■ Problem details ■
Copy out all lines carrying the word "则a的值为".

☆ ☆ ☆

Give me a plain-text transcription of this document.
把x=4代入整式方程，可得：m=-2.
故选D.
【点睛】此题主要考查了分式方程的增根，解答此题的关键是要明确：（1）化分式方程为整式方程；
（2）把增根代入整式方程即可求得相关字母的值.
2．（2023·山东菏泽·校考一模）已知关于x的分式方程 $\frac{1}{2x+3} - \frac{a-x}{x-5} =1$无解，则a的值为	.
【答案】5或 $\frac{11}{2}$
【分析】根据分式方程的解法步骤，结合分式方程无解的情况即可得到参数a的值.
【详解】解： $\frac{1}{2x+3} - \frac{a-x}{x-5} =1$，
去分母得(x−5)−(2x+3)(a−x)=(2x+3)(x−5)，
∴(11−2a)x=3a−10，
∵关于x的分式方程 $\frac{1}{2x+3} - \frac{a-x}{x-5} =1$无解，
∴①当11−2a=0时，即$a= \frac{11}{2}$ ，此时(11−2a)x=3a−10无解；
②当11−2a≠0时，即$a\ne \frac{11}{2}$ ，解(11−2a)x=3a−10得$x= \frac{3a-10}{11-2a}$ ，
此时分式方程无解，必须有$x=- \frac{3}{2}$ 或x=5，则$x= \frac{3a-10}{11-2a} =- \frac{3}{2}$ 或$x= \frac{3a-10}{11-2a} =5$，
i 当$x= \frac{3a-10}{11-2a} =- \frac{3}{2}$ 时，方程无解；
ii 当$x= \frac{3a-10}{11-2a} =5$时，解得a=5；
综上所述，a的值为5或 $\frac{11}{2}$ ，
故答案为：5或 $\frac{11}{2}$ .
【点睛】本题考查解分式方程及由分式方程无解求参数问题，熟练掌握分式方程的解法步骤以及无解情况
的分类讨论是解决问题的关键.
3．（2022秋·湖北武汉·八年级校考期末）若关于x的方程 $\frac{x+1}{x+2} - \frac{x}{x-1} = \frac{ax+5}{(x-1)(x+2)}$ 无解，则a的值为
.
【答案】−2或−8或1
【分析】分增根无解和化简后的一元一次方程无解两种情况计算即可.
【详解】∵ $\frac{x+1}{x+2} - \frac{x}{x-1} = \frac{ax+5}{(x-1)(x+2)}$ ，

☆ ☆ ☆

■ The result ■
2．（2023·山东菏泽·校考一模）已知关于x的分式方程 $\frac{1}{2x+3} - \frac{a-x}{x-5} =1$无解，则a的值为	.
3．（2022秋·湖北武汉·八年级校考期末）若关于x的方程 $\frac{x+1}{x+2} - \frac{x}{x-1} = \frac{ax+5}{(x-1)(x+2)}$ 无解，则a的值为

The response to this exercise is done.